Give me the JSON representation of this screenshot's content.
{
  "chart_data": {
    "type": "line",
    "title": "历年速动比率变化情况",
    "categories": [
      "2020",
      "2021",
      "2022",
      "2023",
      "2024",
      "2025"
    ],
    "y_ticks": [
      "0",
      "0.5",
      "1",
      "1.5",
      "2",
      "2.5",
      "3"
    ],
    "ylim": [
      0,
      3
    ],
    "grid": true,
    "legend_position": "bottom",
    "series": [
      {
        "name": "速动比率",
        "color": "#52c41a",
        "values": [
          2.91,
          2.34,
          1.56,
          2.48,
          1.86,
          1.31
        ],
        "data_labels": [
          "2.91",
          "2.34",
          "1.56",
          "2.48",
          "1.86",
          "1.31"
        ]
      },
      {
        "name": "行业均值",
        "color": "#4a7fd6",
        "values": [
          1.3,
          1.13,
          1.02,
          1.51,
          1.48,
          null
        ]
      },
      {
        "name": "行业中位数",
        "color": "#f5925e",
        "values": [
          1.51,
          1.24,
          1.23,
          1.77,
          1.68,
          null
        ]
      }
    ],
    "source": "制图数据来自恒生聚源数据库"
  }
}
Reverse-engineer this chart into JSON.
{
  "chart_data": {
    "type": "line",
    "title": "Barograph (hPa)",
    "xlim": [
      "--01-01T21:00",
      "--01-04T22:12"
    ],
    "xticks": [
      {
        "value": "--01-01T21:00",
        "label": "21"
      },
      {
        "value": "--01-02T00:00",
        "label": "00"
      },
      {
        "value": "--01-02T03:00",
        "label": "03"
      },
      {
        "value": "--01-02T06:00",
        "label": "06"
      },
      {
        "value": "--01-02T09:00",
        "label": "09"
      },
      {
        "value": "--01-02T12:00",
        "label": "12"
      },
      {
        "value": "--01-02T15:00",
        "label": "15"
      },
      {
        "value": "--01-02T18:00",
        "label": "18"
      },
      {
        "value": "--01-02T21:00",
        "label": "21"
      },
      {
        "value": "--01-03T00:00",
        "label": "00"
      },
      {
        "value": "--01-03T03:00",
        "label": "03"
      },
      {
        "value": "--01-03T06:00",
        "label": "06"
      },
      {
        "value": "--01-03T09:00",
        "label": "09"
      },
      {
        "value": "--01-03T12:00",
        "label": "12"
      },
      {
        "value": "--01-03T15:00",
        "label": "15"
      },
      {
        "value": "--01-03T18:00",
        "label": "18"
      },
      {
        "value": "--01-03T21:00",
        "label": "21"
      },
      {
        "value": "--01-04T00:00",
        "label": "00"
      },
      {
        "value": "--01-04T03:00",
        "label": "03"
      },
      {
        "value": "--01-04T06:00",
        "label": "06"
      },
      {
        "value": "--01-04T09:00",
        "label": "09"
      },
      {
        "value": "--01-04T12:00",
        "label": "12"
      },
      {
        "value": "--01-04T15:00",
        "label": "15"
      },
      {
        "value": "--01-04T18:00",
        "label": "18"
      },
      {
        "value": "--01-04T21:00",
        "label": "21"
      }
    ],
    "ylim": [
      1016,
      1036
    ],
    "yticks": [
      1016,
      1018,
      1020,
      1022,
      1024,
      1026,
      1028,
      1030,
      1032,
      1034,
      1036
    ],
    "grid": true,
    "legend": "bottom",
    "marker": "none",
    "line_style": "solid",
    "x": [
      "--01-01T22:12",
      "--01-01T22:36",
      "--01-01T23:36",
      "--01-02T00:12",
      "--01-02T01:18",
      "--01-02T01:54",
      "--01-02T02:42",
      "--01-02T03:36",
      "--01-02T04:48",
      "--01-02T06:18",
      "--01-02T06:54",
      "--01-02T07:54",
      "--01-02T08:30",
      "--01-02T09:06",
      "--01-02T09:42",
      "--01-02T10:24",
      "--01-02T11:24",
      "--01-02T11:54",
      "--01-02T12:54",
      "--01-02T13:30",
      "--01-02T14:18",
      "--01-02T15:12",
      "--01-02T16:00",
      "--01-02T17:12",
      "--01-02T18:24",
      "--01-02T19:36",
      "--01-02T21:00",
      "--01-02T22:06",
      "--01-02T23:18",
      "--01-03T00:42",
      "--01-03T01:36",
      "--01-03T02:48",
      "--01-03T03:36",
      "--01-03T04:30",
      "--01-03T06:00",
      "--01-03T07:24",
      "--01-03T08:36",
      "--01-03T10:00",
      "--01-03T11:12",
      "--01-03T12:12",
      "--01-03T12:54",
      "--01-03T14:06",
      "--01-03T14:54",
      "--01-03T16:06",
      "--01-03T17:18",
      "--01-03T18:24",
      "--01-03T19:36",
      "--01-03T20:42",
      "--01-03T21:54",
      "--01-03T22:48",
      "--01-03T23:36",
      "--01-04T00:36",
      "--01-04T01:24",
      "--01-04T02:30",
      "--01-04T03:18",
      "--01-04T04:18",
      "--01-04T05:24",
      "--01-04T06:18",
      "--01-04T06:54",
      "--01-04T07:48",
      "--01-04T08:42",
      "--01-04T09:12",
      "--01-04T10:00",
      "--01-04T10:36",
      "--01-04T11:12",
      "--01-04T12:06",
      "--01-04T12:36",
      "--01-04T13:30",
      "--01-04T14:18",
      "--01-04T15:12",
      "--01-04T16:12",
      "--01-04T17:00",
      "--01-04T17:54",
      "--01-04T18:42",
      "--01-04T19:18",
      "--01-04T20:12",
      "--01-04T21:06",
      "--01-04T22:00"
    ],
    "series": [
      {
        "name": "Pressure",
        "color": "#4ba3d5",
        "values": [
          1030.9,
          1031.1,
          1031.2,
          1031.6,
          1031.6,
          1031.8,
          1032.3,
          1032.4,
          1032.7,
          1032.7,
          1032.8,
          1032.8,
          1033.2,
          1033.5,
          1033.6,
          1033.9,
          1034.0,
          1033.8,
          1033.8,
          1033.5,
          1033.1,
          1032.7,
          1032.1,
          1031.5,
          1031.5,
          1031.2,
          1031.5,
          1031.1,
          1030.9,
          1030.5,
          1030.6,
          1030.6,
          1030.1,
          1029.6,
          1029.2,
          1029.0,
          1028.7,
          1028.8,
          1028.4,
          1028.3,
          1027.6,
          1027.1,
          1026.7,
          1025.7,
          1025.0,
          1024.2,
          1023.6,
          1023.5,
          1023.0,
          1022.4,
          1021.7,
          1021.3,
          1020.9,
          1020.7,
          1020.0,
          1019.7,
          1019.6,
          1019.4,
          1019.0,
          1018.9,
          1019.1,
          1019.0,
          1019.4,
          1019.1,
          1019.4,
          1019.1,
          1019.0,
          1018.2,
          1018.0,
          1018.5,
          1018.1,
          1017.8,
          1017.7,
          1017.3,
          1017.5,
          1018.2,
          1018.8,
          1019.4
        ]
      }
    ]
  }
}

* * *

GOAL OF THE EXERCISE
Nothing in the listing may be changed; retype it all exactly.

EXERCISE SOLUTION
Give me the JSON representation of this screenshot's content.
{
  "chart_data": {
    "type": "line",
    "title": "历年速动比率变化情况",
    "categories": [
      "2020",
      "2021",
      "2022",
      "2023",
      "2024",
      "2025"
    ],
    "y_ticks": [
      "0",
      "0.5",
      "1",
      "1.5",
      "2",
      "2.5",
      "3"
    ],
    "ylim": [
      0,
      3
    ],
    "grid": true,
    "legend_position": "bottom",
    "series": [
      {
        "name": "速动比率",
        "color": "#52c41a",
        "values": [
          2.91,
          2.34,
          1.56,
          2.48,
          1.86,
          1.31
        ],
        "data_labels": [
          "2.91",
          "2.34",
          "1.56",
          "2.48",
          "1.86",
          "1.31"
        ]
      },
      {
        "name": "行业均值",
        "color": "#4a7fd6",
        "values": [
          1.3,
          1.13,
          1.02,
          1.51,
          1.48,
          null
        ]
      },
      {
        "name": "行业中位数",
        "color": "#f5925e",
        "values": [
          1.51,
          1.24,
          1.23,
          1.77,
          1.68,
          null
        ]
      }
    ],
    "source": "制图数据来自恒生聚源数据库"
  }
}
Reverse-engineer this chart into JSON.
{
  "chart_data": {
    "type": "line",
    "title": "Barograph (hPa)",
    "xlim": [
      "--01-01T21:00",
      "--01-04T22:12"
    ],
    "xticks": [
      {
        "value": "--01-01T21:00",
        "label": "21"
      },
      {
        "value": "--01-02T00:00",
        "label": "00"
      },
      {
        "value": "--01-02T03:00",
        "label": "03"
      },
      {
        "value": "--01-02T06:00",
        "label": "06"
      },
      {
        "value": "--01-02T09:00",
        "label": "09"
      },
      {
        "value": "--01-02T12:00",
        "label": "12"
      },
      {
        "value": "--01-02T15:00",
        "label": "15"
      },
      {
        "value": "--01-02T18:00",
        "label": "18"
      },
      {
        "value": "--01-02T21:00",
        "label": "21"
      },
      {
        "value": "--01-03T00:00",
        "label": "00"
      },
      {
        "value": "--01-03T03:00",
        "label": "03"
      },
      {
        "value": "--01-03T06:00",
        "label": "06"
      },
      {
        "value": "--01-03T09:00",
        "label": "09"
      },
      {
        "value": "--01-03T12:00",
        "label": "12"
      },
      {
        "value": "--01-03T15:00",
        "label": "15"
      },
      {
        "value": "--01-03T18:00",
        "label": "18"
      },
      {
        "value": "--01-03T21:00",
        "label": "21"
      },
      {
        "value": "--01-04T00:00",
        "label": "00"
      },
      {
        "value": "--01-04T03:00",
        "label": "03"
      },
      {
        "value": "--01-04T06:00",
        "label": "06"
      },
      {
        "value": "--01-04T09:00",
        "label": "09"
      },
      {
        "value": "--01-04T12:00",
        "label": "12"
      },
      {
        "value": "--01-04T15:00",
        "label": "15"
      },
      {
        "value": "--01-04T18:00",
        "label": "18"
      },
      {
        "value": "--01-04T21:00",
        "label": "21"
      }
    ],
    "ylim": [
      1016,
      1036
    ],
    "yticks": [
      1016,
      1018,
      1020,
      1022,
      1024,
      1026,
      1028,
      1030,
      1032,
      1034,
      1036
    ],
    "grid": true,
    "legend": "bottom",
    "marker": "none",
    "line_style": "solid",
    "x": [
      "--01-01T22:12",
      "--01-01T22:36",
      "--01-01T23:36",
      "--01-02T00:12",
      "--01-02T01:18",
      "--01-02T01:54",
      "--01-02T02:42",
      "--01-02T03:36",
      "--01-02T04:48",
      "--01-02T06:18",
      "--01-02T06:54",
      "--01-02T07:54",
      "--01-02T08:30",
      "--01-02T09:06",
      "--01-02T09:42",
      "--01-02T10:24",
      "--01-02T11:24",
      "--01-02T11:54",
      "--01-02T12:54",
      "--01-02T13:30",
      "--01-02T14:18",
      "--01-02T15:12",
      "--01-02T16:00",
      "--01-02T17:12",
      "--01-02T18:24",
      "--01-02T19:36",
      "--01-02T21:00",
      "--01-02T22:06",
      "--01-02T23:18",
      "--01-03T00:42",
      "--01-03T01:36",
      "--01-03T02:48",
      "--01-03T03:36",
      "--01-03T04:30",
      "--01-03T06:00",
      "--01-03T07:24",
      "--01-03T08:36",
      "--01-03T10:00",
      "--01-03T11:12",
      "--01-03T12:12",
      "--01-03T12:54",
      "--01-03T14:06",
      "--01-03T14:54",
      "--01-03T16:06",
      "--01-03T17:18",
      "--01-03T18:24",
      "--01-03T19:36",
      "--01-03T20:42",
      "--01-03T21:54",
      "--01-03T22:48",
      "--01-03T23:36",
      "--01-04T00:36",
      "--01-04T01:24",
      "--01-04T02:30",
      "--01-04T03:18",
      "--01-04T04:18",
      "--01-04T05:24",
      "--01-04T06:18",
      "--01-04T06:54",
      "--01-04T07:48",
      "--01-04T08:42",
      "--01-04T09:12",
      "--01-04T10:00",
      "--01-04T10:36",
      "--01-04T11:12",
      "--01-04T12:06",
      "--01-04T12:36",
      "--01-04T13:30",
      "--01-04T14:18",
      "--01-04T15:12",
      "--01-04T16:12",
      "--01-04T17:00",
      "--01-04T17:54",
      "--01-04T18:42",
      "--01-04T19:18",
      "--01-04T20:12",
      "--01-04T21:06",
      "--01-04T22:00"
    ],
    "series": [
      {
        "name": "Pressure",
        "color": "#4ba3d5",
        "values": [
          1030.9,
          1031.1,
          1031.2,
          1031.6,
          1031.6,
          1031.8,
          1032.3,
          1032.4,
          1032.7,
          1032.7,
          1032.8,
          1032.8,
          1033.2,
          1033.5,
          1033.6,
          1033.9,
          1034.0,
          1033.8,
          1033.8,
          1033.5,
          1033.1,
          1032.7,
          1032.1,
          1031.5,
          1031.5,
          1031.2,
          1031.5,
          1031.1,
          1030.9,
          1030.5,
          1030.6,
          1030.6,
          1030.1,
          1029.6,
          1029.2,
          1029.0,
          1028.7,
          1028.8,
          1028.4,
          1028.3,
          1027.6,
          1027.1,
          1026.7,
          1025.7,
          1025.0,
          1024.2,
          1023.6,
          1023.5,
          1023.0,
          1022.4,
          1021.7,
          1021.3,
          1020.9,
          1020.7,
          1020.0,
          1019.7,
          1019.6,
          1019.4,
          1019.0,
          1018.9,
          1019.1,
          1019.0,
          1019.4,
          1019.1,
          1019.4,
          1019.1,
          1019.0,
          1018.2,
          1018.0,
          1018.5,
          1018.1,
          1017.8,
          1017.7,
          1017.3,
          1017.5,
          1018.2,
          1018.8,
          1019.4
        ]
      }
    ]
  }
}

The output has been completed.